Quote all of the data exactly as given. Skip every picture it contains.

§ The input:
|---|

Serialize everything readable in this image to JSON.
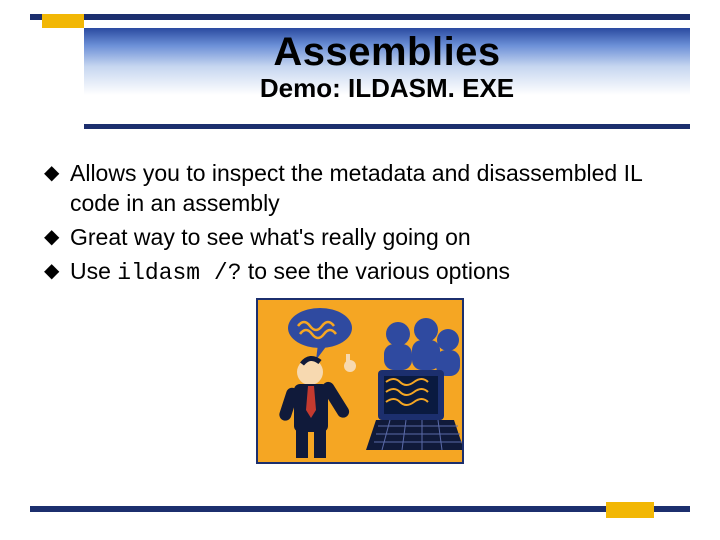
{
  "header": {
    "title": "Assemblies",
    "subtitle": "Demo: ILDASM. EXE"
  },
  "bullets": [
    {
      "text": "Allows you to inspect the metadata and disassembled IL code in an assembly"
    },
    {
      "text": "Great way to see what's really going on"
    },
    {
      "prefix": "Use ",
      "code": "ildasm /?",
      "suffix": " to see the various options"
    }
  ],
  "glyph": "◆",
  "colors": {
    "rule": "#1c2f6e",
    "accent": "#f2b705",
    "illo_bg": "#f5a623"
  },
  "illustration": {
    "alt": "presenter-clipart"
  }
}
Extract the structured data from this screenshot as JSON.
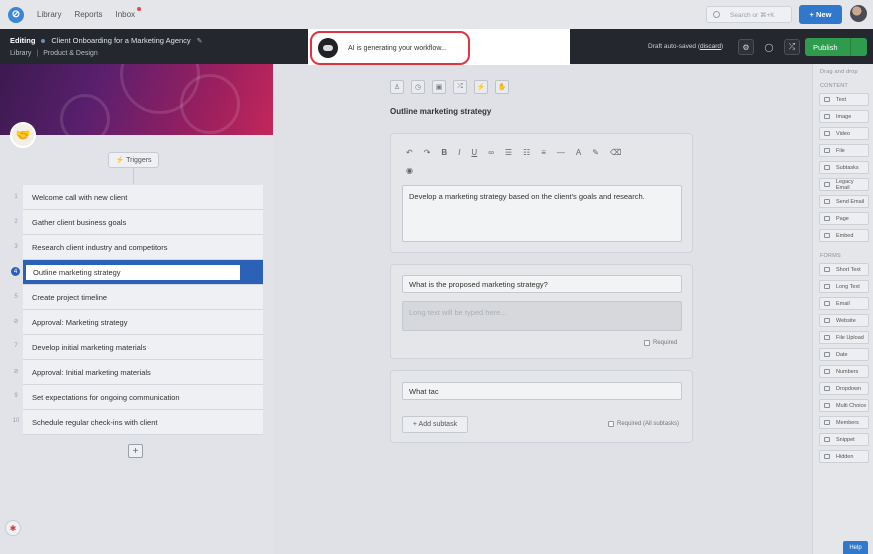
{
  "nav": {
    "library": "Library",
    "reports": "Reports",
    "inbox": "Inbox",
    "search_placeholder": "Search or ⌘+K",
    "new_button": "+ New"
  },
  "editbar": {
    "editing_label": "Editing",
    "workflow_title": "Client Onboarding for a Marketing Agency",
    "breadcrumb_root": "Library",
    "breadcrumb_folder": "Product & Design",
    "autosave_prefix": "Draft auto-saved (",
    "autosave_discard": "discard",
    "autosave_suffix": ")",
    "publish": "Publish"
  },
  "ai_popup": {
    "text": "AI is generating your workflow..."
  },
  "triggers_label": "Triggers",
  "tasks": [
    {
      "num": "1",
      "label": "Welcome call with new client"
    },
    {
      "num": "2",
      "label": "Gather client business goals"
    },
    {
      "num": "3",
      "label": "Research client industry and competitors"
    },
    {
      "num": "4",
      "label": "Outline marketing strategy"
    },
    {
      "num": "5",
      "label": "Create project timeline"
    },
    {
      "num": "",
      "label": "Approval: Marketing strategy"
    },
    {
      "num": "7",
      "label": "Develop initial marketing materials"
    },
    {
      "num": "",
      "label": "Approval: Initial marketing materials"
    },
    {
      "num": "9",
      "label": "Set expectations for ongoing communication"
    },
    {
      "num": "10",
      "label": "Schedule regular check-ins with client"
    }
  ],
  "editor": {
    "task_title": "Outline marketing strategy",
    "description": "Develop a marketing strategy based on the client's goals and research.",
    "question1": "What is the proposed marketing strategy?",
    "long_text_placeholder": "Long text will be typed here...",
    "required_label": "Required",
    "question2": "What tac",
    "add_subtask": "+ Add subtask",
    "required_all_label": "Required (All subtasks)"
  },
  "right_panel": {
    "drag_hint": "Drag and drop",
    "content_header": "CONTENT",
    "content_items": [
      "Text",
      "Image",
      "Video",
      "File",
      "Subtasks",
      "Legacy Email",
      "Send Email",
      "Page",
      "Embed"
    ],
    "forms_header": "FORMS",
    "form_items": [
      "Short Text",
      "Long Text",
      "Email",
      "Website",
      "File Upload",
      "Date",
      "Numbers",
      "Dropdown",
      "Multi Choice",
      "Members",
      "Snippet",
      "Hidden"
    ]
  },
  "help_button": "Help"
}
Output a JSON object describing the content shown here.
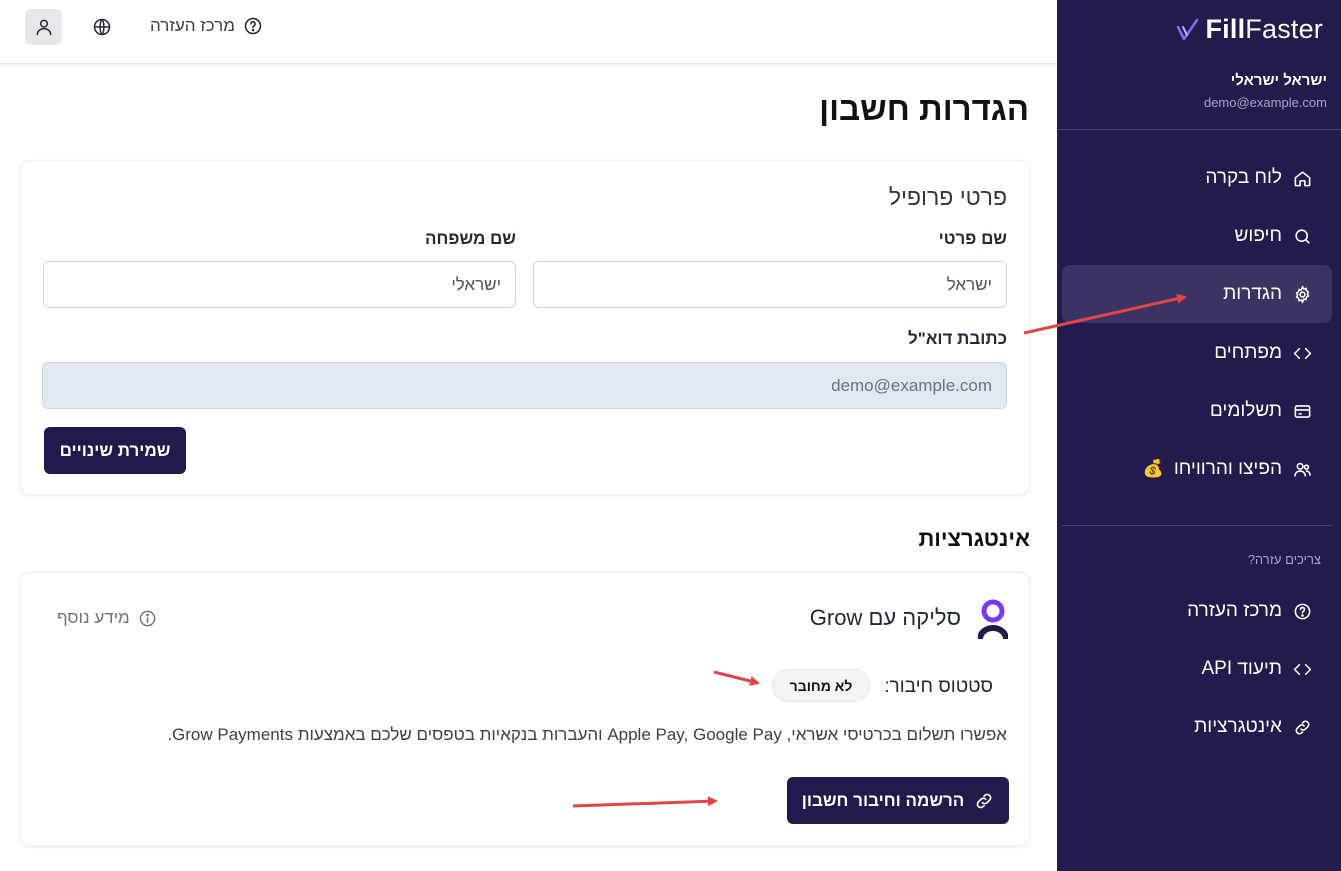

|---|

§ Task response:
Serialize everything readable in this image to JSON.
{
  "header": {
    "title": "Assemblies",
    "subtitle": "Demo: ILDASM. EXE"
  },
  "bullets": [
    {
      "text": "Allows you to inspect the metadata and disassembled IL code in an assembly"
    },
    {
      "text": "Great way to see what's really going on"
    },
    {
      "prefix": "Use ",
      "code": "ildasm /?",
      "suffix": " to see the various options"
    }
  ],
  "glyph": "◆",
  "colors": {
    "rule": "#1c2f6e",
    "accent": "#f2b705",
    "illo_bg": "#f5a623"
  },
  "illustration": {
    "alt": "presenter-clipart"
  }
}
Extract the structured data from this screenshot as JSON.
{
  "nav": {
    "library": "Library",
    "reports": "Reports",
    "inbox": "Inbox",
    "search_placeholder": "Search or ⌘+K",
    "new_button": "+ New"
  },
  "editbar": {
    "editing_label": "Editing",
    "workflow_title": "Client Onboarding for a Marketing Agency",
    "breadcrumb_root": "Library",
    "breadcrumb_folder": "Product & Design",
    "autosave_prefix": "Draft auto-saved (",
    "autosave_discard": "discard",
    "autosave_suffix": ")",
    "publish": "Publish"
  },
  "ai_popup": {
    "text": "AI is generating your workflow..."
  },
  "triggers_label": "Triggers",
  "tasks": [
    {
      "num": "1",
      "label": "Welcome call with new client"
    },
    {
      "num": "2",
      "label": "Gather client business goals"
    },
    {
      "num": "3",
      "label": "Research client industry and competitors"
    },
    {
      "num": "4",
      "label": "Outline marketing strategy"
    },
    {
      "num": "5",
      "label": "Create project timeline"
    },
    {
      "num": "",
      "label": "Approval: Marketing strategy"
    },
    {
      "num": "7",
      "label": "Develop initial marketing materials"
    },
    {
      "num": "",
      "label": "Approval: Initial marketing materials"
    },
    {
      "num": "9",
      "label": "Set expectations for ongoing communication"
    },
    {
      "num": "10",
      "label": "Schedule regular check-ins with client"
    }
  ],
  "editor": {
    "task_title": "Outline marketing strategy",
    "description": "Develop a marketing strategy based on the client's goals and research.",
    "question1": "What is the proposed marketing strategy?",
    "long_text_placeholder": "Long text will be typed here...",
    "required_label": "Required",
    "question2": "What tac",
    "add_subtask": "+ Add subtask",
    "required_all_label": "Required (All subtasks)"
  },
  "right_panel": {
    "drag_hint": "Drag and drop",
    "content_header": "CONTENT",
    "content_items": [
      "Text",
      "Image",
      "Video",
      "File",
      "Subtasks",
      "Legacy Email",
      "Send Email",
      "Page",
      "Embed"
    ],
    "forms_header": "FORMS",
    "form_items": [
      "Short Text",
      "Long Text",
      "Email",
      "Website",
      "File Upload",
      "Date",
      "Numbers",
      "Dropdown",
      "Multi Choice",
      "Members",
      "Snippet",
      "Hidden"
    ]
  },
  "help_button": "Help"
}
Output a JSON object describing the content shown here.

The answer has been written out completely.